The exercise: Find each line with the string "text" and copy it.
# start of Given information
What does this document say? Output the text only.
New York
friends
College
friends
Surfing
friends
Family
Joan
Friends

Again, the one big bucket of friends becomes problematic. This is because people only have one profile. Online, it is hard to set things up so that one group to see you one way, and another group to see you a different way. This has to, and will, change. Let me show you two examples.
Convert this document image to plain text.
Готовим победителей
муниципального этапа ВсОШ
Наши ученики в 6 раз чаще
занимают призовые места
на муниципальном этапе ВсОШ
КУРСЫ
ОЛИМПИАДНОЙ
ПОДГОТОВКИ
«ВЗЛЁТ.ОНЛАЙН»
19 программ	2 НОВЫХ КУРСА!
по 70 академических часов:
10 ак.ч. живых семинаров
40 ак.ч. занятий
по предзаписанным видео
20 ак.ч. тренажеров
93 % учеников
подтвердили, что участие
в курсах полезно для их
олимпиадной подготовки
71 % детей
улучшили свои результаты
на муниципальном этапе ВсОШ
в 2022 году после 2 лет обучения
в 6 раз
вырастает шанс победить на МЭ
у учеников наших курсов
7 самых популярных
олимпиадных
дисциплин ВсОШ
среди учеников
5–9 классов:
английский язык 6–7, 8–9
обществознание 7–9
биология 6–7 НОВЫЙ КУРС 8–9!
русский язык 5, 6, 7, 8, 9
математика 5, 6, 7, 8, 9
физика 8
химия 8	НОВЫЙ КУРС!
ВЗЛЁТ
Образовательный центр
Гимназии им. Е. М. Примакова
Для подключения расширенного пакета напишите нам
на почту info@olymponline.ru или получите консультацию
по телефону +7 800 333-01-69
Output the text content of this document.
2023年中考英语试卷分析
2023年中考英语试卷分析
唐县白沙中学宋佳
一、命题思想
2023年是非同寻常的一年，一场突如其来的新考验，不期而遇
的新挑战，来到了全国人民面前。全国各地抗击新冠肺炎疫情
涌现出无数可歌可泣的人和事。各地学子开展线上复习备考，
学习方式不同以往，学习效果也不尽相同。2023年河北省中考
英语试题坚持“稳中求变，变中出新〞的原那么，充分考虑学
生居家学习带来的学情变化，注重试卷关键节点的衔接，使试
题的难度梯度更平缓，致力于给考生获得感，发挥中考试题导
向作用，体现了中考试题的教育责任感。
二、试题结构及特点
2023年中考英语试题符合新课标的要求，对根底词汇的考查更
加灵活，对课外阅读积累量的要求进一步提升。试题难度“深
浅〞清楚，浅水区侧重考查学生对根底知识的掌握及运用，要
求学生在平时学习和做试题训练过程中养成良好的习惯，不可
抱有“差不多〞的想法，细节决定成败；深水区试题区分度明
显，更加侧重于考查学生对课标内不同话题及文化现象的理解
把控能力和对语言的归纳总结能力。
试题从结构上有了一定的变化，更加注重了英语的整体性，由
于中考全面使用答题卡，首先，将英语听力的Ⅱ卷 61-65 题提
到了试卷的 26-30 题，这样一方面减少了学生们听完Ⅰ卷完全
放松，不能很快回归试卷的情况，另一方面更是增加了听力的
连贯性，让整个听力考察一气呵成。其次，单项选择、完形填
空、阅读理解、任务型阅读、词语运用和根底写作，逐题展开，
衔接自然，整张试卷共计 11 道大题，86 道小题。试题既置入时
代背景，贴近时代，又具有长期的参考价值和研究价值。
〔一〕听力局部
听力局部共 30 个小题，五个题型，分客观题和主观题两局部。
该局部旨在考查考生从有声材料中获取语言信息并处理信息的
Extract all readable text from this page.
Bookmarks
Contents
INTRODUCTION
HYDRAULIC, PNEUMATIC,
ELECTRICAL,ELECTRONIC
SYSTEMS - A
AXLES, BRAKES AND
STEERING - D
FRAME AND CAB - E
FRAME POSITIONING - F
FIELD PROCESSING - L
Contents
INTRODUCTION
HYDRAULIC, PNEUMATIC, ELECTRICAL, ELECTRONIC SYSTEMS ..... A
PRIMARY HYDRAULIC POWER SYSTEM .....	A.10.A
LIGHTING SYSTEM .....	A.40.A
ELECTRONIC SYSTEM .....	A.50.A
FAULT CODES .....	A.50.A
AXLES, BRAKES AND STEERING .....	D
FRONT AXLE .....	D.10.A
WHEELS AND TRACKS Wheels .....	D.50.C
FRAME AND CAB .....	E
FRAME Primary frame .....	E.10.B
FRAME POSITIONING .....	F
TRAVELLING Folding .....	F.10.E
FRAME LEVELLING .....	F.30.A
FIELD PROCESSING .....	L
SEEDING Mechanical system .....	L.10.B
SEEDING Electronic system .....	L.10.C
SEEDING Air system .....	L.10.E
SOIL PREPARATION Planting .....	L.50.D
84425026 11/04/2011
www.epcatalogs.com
# end of Given information
Final result:
What does this document say? Output the text only.
Convert this document image to plain text.
Output the text content of this document.
Extract all readable text from this page.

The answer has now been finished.